▶ [Travail demandé]
Recopiez mot pour mot, dans le texte sur l'achèvement des travaux de la Bibliothèque, le passage allant de « En 1912, âgé » jusqu'à « à la Bibliothèque. ».

▶ [Texte extrait]
En 1912, âgé de soixante-quinze ans, Pascal cède en effet la place à son adjoint, sans pouvoir achever lui-même ni les travaux du cabinet des Médailles ni ceux de la salle Ovale. Plus jeune d’une génération que Pascal dont il fut l’élève avant d’obtenir en 1894 le premier Grand Prix de Rome, Alfred Recoura reçoit donc la mission d’achever l’œuvre entreprise. Il boucle le programme de modernisation des salles de lecture en installant celle des Estampes au premier étage de la galerie Mazarine et en transformant la galerie Mansart pour y installer la consultation des catalogues, le bureau des recherches et celui de l’Inventaire général. L’ensemble forme ainsi le service de renseignements moderne qui manquait à la Bibliothèque.

Pour les constructions nouvelles en cours, Recoura ne connaît pas les mêmes controverses que Pascal face à l’œuvre de Labrouste : il a été son adjoint plusieurs années et poursuit des travaux dont il est déjà coauteur de fait. En 1912, le gros œuvre et la couverture du bâtiment sur la rue Vivienne sont achevés, mais il reste à exécuter au rez-de-chaussée la décoration en pierre et marbre dans le vestibule et, à tous les étages, les différents mobiliers, peintures et agencements divers. Autour de la salle Ovale, les quatre cours triangulaires sont à couvrir. Le bâtiment sur le jardin est monté à hauteur de la corniche supérieure et, à la fin l’année, la charpente des combles et la couverture sont posées, de sorte que tout le bâtiment est hors d’eau. Reste dans cette partie à réaliser les parements intérieurs, à terminer le grand escalier et à exécuter tous les agencements intérieurs et les peintures. Lorsque le cabinet des Médailles prend possession de ses nouveaux locaux en 1917, les départements de collections sont enfin distribués dans le Quadrilatère selon une répartition qui ne bougera plus qu’à la marge jusqu’à la fin du xxe siècle.

▶ [Contenu des données]
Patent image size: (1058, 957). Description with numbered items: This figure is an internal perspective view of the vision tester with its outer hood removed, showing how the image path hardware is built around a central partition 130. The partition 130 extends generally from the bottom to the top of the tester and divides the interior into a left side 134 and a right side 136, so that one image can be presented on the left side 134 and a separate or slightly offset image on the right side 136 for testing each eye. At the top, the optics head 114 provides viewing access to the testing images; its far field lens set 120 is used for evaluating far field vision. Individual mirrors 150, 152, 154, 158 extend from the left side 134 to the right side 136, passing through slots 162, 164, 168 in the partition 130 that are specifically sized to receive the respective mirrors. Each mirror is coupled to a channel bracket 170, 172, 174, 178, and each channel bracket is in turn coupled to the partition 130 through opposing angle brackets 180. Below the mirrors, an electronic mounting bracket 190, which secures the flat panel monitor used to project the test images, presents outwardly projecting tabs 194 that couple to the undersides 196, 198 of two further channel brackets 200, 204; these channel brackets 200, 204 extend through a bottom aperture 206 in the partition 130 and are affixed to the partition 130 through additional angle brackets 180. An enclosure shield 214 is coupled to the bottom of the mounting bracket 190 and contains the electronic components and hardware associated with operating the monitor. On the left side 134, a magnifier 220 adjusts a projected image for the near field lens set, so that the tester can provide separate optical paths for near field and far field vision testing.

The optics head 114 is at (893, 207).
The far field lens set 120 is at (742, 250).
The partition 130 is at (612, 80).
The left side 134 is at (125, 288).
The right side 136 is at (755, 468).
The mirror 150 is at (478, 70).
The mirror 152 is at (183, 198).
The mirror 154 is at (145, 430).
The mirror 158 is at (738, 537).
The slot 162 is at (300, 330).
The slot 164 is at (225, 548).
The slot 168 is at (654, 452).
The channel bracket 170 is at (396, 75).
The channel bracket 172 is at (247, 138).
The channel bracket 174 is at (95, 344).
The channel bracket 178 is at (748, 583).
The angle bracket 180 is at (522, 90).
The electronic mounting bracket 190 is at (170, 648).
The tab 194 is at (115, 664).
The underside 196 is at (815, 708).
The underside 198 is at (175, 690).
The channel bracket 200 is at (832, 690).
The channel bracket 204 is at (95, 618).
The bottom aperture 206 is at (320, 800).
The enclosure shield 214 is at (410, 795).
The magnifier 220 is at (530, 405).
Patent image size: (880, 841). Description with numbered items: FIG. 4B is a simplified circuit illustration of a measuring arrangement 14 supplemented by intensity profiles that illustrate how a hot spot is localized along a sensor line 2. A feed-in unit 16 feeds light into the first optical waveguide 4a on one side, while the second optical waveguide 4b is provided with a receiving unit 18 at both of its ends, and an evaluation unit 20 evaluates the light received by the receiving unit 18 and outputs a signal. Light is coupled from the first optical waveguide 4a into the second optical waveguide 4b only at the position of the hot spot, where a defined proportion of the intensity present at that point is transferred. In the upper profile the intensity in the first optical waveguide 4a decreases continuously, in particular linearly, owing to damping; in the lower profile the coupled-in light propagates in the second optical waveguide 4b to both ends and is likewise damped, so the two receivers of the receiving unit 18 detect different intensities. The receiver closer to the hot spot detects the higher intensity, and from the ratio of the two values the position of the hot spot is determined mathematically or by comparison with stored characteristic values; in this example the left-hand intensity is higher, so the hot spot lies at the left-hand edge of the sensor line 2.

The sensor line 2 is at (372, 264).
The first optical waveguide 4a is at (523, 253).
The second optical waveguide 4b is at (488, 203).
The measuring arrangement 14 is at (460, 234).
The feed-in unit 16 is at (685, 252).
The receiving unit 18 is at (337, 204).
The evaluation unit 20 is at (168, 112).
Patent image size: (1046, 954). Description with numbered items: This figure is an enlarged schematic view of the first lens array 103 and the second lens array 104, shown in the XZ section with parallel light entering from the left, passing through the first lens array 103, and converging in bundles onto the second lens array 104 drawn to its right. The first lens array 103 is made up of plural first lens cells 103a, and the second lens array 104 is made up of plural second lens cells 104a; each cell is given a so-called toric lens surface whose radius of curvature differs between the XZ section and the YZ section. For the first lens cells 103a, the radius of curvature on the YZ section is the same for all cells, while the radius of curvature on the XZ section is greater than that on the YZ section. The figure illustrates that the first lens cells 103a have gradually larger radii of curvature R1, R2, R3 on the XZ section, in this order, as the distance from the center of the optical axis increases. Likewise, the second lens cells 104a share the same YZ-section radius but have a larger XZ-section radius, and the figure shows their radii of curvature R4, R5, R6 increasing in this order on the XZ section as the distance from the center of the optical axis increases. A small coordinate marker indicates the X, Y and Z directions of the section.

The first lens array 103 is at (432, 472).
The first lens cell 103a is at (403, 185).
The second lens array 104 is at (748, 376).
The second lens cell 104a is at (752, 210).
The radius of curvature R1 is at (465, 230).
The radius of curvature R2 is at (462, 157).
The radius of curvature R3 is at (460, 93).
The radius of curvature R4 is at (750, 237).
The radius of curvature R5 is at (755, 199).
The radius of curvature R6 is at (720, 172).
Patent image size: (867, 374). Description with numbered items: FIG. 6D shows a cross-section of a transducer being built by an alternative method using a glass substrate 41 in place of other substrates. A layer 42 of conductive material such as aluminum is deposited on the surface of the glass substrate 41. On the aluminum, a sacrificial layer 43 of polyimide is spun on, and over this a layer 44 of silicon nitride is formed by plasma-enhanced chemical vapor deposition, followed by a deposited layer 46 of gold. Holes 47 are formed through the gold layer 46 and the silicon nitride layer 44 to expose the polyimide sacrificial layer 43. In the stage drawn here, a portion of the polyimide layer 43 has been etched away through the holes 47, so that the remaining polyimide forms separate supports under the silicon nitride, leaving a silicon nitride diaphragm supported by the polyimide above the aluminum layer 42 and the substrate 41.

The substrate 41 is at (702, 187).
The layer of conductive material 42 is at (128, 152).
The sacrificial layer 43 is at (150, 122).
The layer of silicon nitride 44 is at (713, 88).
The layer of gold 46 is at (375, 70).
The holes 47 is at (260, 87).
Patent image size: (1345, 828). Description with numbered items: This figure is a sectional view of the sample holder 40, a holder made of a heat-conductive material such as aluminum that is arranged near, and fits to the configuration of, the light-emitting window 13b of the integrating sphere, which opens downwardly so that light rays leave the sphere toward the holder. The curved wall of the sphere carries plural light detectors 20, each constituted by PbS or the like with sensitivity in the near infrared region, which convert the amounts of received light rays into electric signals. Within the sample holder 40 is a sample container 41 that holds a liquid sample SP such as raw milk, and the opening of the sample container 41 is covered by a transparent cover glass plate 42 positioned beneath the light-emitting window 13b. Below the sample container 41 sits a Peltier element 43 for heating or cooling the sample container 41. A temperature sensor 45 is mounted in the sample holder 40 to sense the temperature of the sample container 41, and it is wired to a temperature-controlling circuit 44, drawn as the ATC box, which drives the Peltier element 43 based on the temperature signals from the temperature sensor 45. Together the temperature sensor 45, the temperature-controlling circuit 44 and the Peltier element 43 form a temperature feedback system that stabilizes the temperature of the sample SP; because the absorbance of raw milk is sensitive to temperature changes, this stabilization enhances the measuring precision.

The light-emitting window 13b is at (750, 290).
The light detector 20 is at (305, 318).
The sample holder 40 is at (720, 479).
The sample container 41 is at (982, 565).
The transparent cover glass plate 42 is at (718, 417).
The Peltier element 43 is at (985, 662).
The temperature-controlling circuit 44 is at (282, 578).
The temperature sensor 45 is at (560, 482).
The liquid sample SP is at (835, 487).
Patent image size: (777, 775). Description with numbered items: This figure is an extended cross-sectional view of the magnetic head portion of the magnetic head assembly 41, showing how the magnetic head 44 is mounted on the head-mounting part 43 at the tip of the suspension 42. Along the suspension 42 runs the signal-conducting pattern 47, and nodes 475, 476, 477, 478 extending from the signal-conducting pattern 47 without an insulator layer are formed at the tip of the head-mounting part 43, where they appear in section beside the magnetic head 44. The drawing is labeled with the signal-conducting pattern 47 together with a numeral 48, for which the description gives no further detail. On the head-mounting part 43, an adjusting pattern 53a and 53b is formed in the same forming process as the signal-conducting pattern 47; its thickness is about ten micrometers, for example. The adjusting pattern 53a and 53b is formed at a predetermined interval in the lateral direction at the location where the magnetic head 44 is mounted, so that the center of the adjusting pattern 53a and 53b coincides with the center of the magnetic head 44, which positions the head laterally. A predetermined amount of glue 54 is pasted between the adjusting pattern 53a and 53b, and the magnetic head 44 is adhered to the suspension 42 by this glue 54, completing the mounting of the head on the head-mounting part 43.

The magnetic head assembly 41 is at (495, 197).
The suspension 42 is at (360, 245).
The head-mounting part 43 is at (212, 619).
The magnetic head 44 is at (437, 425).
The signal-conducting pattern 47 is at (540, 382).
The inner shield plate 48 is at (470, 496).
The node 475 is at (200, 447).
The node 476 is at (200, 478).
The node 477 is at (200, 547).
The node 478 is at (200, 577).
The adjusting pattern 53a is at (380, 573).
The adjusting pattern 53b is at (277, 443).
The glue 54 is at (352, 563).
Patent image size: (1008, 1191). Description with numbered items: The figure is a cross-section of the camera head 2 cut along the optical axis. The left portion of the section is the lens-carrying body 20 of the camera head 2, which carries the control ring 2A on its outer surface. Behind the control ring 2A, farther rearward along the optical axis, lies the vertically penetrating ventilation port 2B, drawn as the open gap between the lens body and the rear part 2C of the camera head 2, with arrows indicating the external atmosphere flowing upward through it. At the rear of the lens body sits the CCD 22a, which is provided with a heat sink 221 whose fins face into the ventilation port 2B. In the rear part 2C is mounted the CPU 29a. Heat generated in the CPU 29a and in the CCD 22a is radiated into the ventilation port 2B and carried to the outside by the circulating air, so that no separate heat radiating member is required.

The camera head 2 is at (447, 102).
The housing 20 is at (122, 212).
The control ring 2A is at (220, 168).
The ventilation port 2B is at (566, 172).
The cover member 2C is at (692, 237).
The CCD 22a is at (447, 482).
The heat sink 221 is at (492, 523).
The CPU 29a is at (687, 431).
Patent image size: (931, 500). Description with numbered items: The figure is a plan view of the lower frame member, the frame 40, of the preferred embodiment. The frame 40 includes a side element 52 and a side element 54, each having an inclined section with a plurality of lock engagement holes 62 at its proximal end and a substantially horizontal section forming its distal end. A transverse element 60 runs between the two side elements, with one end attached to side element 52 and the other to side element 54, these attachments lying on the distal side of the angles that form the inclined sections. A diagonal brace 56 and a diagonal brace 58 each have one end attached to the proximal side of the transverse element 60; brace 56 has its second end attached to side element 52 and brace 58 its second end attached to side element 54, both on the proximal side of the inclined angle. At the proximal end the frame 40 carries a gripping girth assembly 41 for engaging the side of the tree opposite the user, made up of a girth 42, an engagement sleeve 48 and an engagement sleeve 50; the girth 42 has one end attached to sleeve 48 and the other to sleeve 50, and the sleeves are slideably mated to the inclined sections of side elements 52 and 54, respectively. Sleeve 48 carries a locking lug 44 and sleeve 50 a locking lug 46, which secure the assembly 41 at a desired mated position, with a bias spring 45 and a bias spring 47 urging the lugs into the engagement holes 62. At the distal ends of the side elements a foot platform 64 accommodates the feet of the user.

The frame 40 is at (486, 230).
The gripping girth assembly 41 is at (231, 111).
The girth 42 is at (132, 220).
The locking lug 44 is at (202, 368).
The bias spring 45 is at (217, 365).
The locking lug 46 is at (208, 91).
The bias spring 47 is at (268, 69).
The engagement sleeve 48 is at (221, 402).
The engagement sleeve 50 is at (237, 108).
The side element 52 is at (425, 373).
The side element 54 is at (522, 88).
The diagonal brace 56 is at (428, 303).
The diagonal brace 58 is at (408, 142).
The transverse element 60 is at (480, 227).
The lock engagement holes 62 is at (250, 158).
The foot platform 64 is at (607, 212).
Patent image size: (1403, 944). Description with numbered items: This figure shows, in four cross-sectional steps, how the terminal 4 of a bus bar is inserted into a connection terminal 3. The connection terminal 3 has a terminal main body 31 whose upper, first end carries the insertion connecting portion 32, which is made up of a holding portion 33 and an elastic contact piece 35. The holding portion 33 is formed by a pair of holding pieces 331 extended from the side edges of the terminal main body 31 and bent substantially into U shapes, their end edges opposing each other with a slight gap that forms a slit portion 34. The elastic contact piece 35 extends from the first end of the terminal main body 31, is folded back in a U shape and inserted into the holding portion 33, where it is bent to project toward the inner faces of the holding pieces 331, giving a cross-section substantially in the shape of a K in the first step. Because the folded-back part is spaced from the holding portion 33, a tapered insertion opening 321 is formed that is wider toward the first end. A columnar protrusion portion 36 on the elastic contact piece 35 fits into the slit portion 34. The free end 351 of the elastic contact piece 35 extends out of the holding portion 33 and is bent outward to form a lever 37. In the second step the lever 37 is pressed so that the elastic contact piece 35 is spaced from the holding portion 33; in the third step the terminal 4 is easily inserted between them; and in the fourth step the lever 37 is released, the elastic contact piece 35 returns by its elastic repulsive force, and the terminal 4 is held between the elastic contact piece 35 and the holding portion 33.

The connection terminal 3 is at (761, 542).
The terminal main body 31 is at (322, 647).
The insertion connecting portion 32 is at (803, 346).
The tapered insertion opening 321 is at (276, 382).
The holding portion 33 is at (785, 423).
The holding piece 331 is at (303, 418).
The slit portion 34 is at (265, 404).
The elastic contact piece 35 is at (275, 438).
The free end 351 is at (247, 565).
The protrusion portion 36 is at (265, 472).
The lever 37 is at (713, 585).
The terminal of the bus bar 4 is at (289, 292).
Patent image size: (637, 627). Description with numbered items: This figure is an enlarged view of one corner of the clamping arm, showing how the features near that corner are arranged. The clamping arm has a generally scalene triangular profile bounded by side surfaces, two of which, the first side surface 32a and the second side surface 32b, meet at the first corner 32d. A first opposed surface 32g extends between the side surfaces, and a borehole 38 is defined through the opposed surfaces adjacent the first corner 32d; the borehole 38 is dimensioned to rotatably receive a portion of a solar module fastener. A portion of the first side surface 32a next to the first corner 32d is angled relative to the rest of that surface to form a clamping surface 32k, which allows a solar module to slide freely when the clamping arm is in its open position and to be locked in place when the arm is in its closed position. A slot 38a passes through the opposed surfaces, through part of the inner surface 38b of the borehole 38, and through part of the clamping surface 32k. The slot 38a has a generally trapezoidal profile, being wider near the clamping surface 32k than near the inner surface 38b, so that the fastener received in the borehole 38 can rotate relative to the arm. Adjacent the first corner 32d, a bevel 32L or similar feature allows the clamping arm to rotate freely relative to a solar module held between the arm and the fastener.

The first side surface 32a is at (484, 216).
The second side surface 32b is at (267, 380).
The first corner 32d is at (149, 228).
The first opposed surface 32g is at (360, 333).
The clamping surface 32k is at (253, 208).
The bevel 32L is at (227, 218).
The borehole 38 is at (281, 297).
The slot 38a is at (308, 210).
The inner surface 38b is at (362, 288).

▶ [Réponse rédigée]
En 1912, âgé de soixante-quinze ans, Pascal cède en effet la place à son adjoint, sans pouvoir achever lui-même ni les travaux du cabinet des Médailles ni ceux de la salle Ovale. Plus jeune d’une génération que Pascal dont il fut l’élève avant d’obtenir en 1894 le premier Grand Prix de Rome, Alfred Recoura reçoit donc la mission d’achever l’œuvre entreprise. Il boucle le programme de modernisation des salles de lecture en installant celle des Estampes au premier étage de la galerie Mazarine et en transformant la galerie Mansart pour y installer la consultation des catalogues, le bureau des recherches et celui de l’Inventaire général. L’ensemble forme ainsi le service de renseignements moderne qui manquait à la Bibliothèque.